* _Problem statement_: Gather each line of the entries below that includes "lang".

* _Material for the task_:
=-=-=
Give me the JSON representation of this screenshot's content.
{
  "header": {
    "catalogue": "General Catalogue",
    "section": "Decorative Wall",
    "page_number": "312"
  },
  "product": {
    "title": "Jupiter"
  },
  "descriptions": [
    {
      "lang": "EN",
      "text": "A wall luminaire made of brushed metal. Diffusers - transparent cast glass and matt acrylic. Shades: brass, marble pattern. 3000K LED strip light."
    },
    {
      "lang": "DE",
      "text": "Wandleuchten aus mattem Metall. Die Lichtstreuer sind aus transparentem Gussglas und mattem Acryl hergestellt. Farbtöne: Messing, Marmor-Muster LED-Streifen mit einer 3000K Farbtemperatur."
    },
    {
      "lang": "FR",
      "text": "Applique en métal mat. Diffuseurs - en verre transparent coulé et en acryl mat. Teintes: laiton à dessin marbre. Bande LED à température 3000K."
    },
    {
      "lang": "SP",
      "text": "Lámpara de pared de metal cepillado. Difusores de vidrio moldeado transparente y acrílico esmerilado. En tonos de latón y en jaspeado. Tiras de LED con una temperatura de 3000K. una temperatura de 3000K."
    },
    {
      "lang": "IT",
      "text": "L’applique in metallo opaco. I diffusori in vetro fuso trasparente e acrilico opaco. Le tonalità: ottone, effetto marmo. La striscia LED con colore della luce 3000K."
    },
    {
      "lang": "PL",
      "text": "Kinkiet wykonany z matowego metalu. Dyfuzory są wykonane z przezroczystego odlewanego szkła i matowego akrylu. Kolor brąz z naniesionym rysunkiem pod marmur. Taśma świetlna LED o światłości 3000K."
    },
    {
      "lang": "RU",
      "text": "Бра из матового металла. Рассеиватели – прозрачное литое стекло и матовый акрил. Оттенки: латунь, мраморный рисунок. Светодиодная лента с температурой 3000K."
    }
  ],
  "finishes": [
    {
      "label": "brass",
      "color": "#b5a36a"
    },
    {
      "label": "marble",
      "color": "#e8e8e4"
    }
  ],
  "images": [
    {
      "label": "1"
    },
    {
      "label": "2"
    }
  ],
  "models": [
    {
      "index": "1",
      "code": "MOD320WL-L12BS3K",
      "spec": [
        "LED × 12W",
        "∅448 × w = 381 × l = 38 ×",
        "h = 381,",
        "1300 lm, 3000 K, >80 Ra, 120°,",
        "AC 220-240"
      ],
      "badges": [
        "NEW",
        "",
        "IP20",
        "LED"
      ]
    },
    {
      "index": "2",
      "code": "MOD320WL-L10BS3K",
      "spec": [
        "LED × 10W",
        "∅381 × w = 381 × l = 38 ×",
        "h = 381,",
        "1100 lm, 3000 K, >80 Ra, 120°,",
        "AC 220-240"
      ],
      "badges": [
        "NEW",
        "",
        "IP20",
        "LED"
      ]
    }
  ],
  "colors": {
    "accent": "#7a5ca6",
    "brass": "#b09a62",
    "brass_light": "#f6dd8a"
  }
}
=-=-=
* _Response to this task_:
      "lang": "EN",
      "lang": "DE",
      "lang": "FR",
      "lang": "SP",
      "lang": "IT",
      "lang": "PL",
      "lang": "RU",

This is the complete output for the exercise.